-- START --

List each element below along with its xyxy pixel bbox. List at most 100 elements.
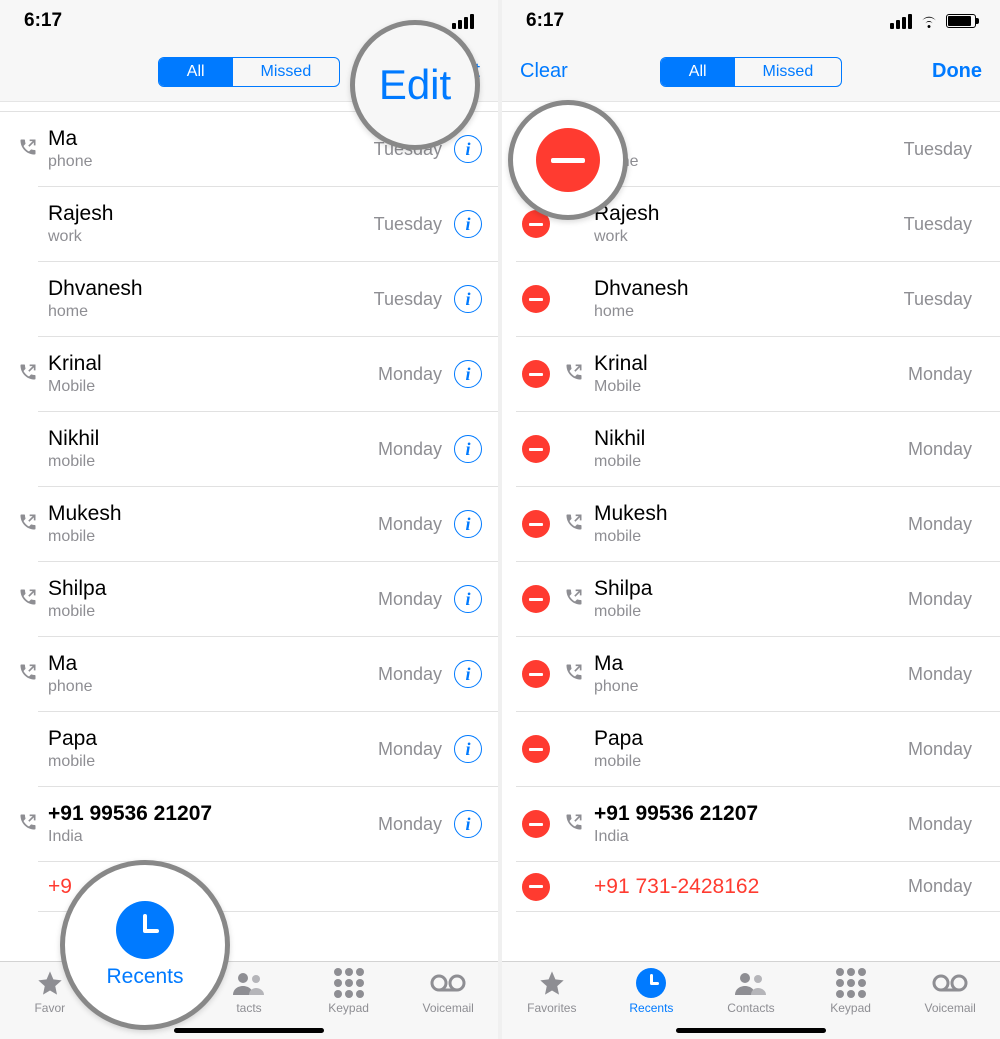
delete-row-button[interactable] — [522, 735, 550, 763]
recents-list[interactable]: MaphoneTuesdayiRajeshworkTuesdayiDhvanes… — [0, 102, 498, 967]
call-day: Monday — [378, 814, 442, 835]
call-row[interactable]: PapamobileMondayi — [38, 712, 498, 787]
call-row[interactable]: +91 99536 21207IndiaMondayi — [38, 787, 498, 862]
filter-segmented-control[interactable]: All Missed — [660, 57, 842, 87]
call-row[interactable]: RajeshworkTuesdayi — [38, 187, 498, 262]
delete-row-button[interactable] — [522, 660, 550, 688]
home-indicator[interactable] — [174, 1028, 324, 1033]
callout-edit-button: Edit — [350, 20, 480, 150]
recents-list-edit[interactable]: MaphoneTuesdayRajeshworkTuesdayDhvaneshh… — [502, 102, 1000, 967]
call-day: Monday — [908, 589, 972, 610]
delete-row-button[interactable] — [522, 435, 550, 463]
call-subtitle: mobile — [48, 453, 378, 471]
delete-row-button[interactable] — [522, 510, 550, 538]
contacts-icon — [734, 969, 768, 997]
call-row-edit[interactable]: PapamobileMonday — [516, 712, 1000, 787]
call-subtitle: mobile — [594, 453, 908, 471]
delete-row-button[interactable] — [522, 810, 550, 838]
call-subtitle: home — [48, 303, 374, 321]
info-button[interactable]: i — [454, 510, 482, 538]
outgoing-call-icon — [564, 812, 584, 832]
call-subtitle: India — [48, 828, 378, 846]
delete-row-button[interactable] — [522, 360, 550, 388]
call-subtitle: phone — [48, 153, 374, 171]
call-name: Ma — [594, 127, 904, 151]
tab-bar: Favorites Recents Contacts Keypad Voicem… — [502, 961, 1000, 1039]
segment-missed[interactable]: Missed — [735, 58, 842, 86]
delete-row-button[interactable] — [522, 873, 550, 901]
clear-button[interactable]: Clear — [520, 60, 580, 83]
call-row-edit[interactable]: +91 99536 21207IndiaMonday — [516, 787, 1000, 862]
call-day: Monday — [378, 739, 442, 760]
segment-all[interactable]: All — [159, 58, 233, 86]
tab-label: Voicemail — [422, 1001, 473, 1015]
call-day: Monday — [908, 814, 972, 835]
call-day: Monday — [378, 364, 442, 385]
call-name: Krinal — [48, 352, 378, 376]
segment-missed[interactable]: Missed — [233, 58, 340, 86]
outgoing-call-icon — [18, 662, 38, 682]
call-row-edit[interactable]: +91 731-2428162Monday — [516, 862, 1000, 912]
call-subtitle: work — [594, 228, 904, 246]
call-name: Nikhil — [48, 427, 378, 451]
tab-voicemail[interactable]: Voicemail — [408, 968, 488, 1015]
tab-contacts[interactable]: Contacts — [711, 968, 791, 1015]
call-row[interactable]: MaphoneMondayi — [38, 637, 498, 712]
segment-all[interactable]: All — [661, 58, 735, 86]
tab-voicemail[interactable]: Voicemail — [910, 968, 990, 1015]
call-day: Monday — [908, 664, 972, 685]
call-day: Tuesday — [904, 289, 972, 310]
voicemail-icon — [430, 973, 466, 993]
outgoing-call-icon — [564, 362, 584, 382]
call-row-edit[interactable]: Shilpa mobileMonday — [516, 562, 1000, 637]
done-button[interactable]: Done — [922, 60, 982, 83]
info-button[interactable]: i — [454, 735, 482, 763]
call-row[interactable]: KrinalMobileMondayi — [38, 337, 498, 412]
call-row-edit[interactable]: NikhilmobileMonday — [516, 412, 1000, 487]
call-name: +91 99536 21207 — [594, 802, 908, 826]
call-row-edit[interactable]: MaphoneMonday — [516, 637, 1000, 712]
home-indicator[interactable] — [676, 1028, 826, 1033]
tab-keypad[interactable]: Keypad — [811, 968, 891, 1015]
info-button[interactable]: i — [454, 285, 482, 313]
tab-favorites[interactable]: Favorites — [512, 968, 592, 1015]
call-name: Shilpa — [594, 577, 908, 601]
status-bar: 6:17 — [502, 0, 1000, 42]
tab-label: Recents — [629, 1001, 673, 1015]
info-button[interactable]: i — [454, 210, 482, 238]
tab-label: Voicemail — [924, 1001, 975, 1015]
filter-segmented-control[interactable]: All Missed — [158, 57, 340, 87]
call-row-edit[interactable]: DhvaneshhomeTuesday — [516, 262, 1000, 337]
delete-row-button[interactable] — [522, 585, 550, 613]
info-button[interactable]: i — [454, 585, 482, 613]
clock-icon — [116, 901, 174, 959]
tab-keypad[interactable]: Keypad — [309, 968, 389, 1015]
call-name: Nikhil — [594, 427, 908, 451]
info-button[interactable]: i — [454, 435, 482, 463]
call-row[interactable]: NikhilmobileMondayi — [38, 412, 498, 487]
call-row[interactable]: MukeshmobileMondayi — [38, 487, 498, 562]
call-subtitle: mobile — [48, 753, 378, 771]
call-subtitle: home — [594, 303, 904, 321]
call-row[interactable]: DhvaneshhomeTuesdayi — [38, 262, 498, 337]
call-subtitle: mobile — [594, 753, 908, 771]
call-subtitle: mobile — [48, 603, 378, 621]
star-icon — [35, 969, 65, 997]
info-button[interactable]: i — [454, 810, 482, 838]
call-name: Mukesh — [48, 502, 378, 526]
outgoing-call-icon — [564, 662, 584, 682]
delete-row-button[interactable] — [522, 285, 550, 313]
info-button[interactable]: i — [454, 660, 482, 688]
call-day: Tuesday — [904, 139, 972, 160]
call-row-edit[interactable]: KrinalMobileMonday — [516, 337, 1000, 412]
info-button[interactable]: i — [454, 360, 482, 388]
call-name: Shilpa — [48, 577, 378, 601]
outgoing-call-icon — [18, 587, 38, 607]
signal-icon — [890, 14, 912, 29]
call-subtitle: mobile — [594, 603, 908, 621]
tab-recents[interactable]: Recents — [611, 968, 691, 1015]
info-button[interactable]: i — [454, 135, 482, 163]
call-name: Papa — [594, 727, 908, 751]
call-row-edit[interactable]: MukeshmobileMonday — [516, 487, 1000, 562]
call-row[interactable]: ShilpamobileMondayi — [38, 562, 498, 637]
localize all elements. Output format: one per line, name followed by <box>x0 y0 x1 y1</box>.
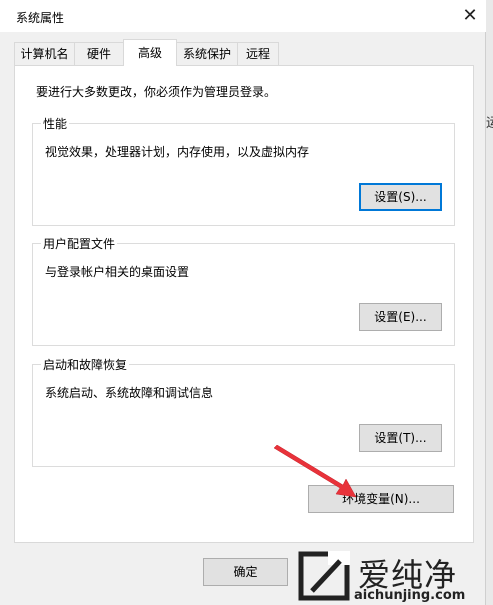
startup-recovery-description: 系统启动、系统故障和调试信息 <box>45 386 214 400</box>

-- END --

Rewrite the data above, replacing every "call-subtitle" with "call-label" and leaving everything else unchanged. Omit the pictures from your answer.

List each element below along with its xyxy pixel bbox. List at most 100 elements.
delete-row-button[interactable] — [522, 735, 550, 763]
recents-list[interactable]: MaphoneTuesdayiRajeshworkTuesdayiDhvanes… — [0, 102, 498, 967]
call-day: Monday — [378, 814, 442, 835]
call-row[interactable]: PapamobileMondayi — [38, 712, 498, 787]
call-row[interactable]: +91 99536 21207IndiaMondayi — [38, 787, 498, 862]
filter-segmented-control[interactable]: All Missed — [660, 57, 842, 87]
call-row[interactable]: RajeshworkTuesdayi — [38, 187, 498, 262]
delete-row-button[interactable] — [522, 660, 550, 688]
home-indicator[interactable] — [174, 1028, 324, 1033]
callout-edit-button: Edit — [350, 20, 480, 150]
recents-list-edit[interactable]: MaphoneTuesdayRajeshworkTuesdayDhvaneshh… — [502, 102, 1000, 967]
call-day: Monday — [908, 589, 972, 610]
delete-row-button[interactable] — [522, 435, 550, 463]
call-label: mobile — [48, 453, 378, 471]
delete-row-button[interactable] — [522, 510, 550, 538]
contacts-icon — [734, 969, 768, 997]
call-row-edit[interactable]: PapamobileMonday — [516, 712, 1000, 787]
call-label: mobile — [594, 453, 908, 471]
delete-row-button[interactable] — [522, 810, 550, 838]
call-label: home — [48, 303, 374, 321]
info-button[interactable]: i — [454, 510, 482, 538]
outgoing-call-icon — [564, 812, 584, 832]
call-label: India — [48, 828, 378, 846]
delete-row-button[interactable] — [522, 360, 550, 388]
call-label: phone — [48, 153, 374, 171]
call-name: Ma — [594, 127, 904, 151]
tab-bar: Favorites Recents Contacts Keypad Voicem… — [502, 961, 1000, 1039]
segment-missed[interactable]: Missed — [735, 58, 842, 86]
delete-row-button[interactable] — [522, 873, 550, 901]
clear-button[interactable]: Clear — [520, 60, 580, 83]
call-row-edit[interactable]: +91 99536 21207IndiaMonday — [516, 787, 1000, 862]
call-day: Monday — [378, 739, 442, 760]
segment-all[interactable]: All — [159, 58, 233, 86]
tab-label: Voicemail — [422, 1001, 473, 1015]
call-day: Monday — [908, 814, 972, 835]
call-day: Monday — [378, 364, 442, 385]
call-name: Krinal — [48, 352, 378, 376]
segment-missed[interactable]: Missed — [233, 58, 340, 86]
outgoing-call-icon — [18, 662, 38, 682]
call-row-edit[interactable]: +91 731-2428162Monday — [516, 862, 1000, 912]
call-label: work — [594, 228, 904, 246]
call-name: Nikhil — [48, 427, 378, 451]
tab-voicemail[interactable]: Voicemail — [408, 968, 488, 1015]
tab-contacts[interactable]: Contacts — [711, 968, 791, 1015]
call-row[interactable]: MaphoneMondayi — [38, 637, 498, 712]
segment-all[interactable]: All — [661, 58, 735, 86]
tab-voicemail[interactable]: Voicemail — [910, 968, 990, 1015]
call-day: Monday — [908, 664, 972, 685]
call-day: Tuesday — [904, 289, 972, 310]
voicemail-icon — [430, 973, 466, 993]
outgoing-call-icon — [564, 362, 584, 382]
call-row-edit[interactable]: Shilpa mobileMonday — [516, 562, 1000, 637]
done-button[interactable]: Done — [922, 60, 982, 83]
info-button[interactable]: i — [454, 735, 482, 763]
call-row[interactable]: KrinalMobileMondayi — [38, 337, 498, 412]
call-row-edit[interactable]: NikhilmobileMonday — [516, 412, 1000, 487]
call-name: +91 99536 21207 — [594, 802, 908, 826]
call-row-edit[interactable]: MaphoneMonday — [516, 637, 1000, 712]
home-indicator[interactable] — [676, 1028, 826, 1033]
tab-keypad[interactable]: Keypad — [811, 968, 891, 1015]
info-button[interactable]: i — [454, 285, 482, 313]
tab-favorites[interactable]: Favorites — [512, 968, 592, 1015]
call-name: Shilpa — [594, 577, 908, 601]
status-bar: 6:17 — [502, 0, 1000, 42]
tab-label: Recents — [629, 1001, 673, 1015]
info-button[interactable]: i — [454, 210, 482, 238]
tab-label: Voicemail — [924, 1001, 975, 1015]
filter-segmented-control[interactable]: All Missed — [158, 57, 340, 87]
call-row-edit[interactable]: DhvaneshhomeTuesday — [516, 262, 1000, 337]
delete-row-button[interactable] — [522, 585, 550, 613]
info-button[interactable]: i — [454, 585, 482, 613]
clock-icon — [116, 901, 174, 959]
tab-keypad[interactable]: Keypad — [309, 968, 389, 1015]
call-name: Nikhil — [594, 427, 908, 451]
info-button[interactable]: i — [454, 435, 482, 463]
call-row[interactable]: NikhilmobileMondayi — [38, 412, 498, 487]
call-row[interactable]: MukeshmobileMondayi — [38, 487, 498, 562]
call-label: mobile — [48, 753, 378, 771]
call-label: home — [594, 303, 904, 321]
call-row[interactable]: DhvaneshhomeTuesdayi — [38, 262, 498, 337]
call-label: mobile — [594, 753, 908, 771]
call-label: mobile — [48, 603, 378, 621]
star-icon — [35, 969, 65, 997]
info-button[interactable]: i — [454, 810, 482, 838]
call-name: Mukesh — [48, 502, 378, 526]
outgoing-call-icon — [564, 662, 584, 682]
delete-row-button[interactable] — [522, 285, 550, 313]
info-button[interactable]: i — [454, 660, 482, 688]
call-day: Tuesday — [904, 139, 972, 160]
call-row-edit[interactable]: KrinalMobileMonday — [516, 337, 1000, 412]
info-button[interactable]: i — [454, 360, 482, 388]
call-name: Shilpa — [48, 577, 378, 601]
outgoing-call-icon — [18, 587, 38, 607]
signal-icon — [890, 14, 912, 29]
call-label: mobile — [594, 603, 908, 621]
tab-recents[interactable]: Recents — [611, 968, 691, 1015]
info-button[interactable]: i — [454, 135, 482, 163]
call-name: Papa — [594, 727, 908, 751]
call-row-edit[interactable]: MukeshmobileMonday — [516, 487, 1000, 562]
call-row[interactable]: ShilpamobileMondayi — [38, 562, 498, 637]
localize all elements. Output format: one per line, name followed by <box>x0 y0 x1 y1</box>.
startup-recovery-description: 系统启动、系统故障和调试信息 <box>45 386 214 400</box>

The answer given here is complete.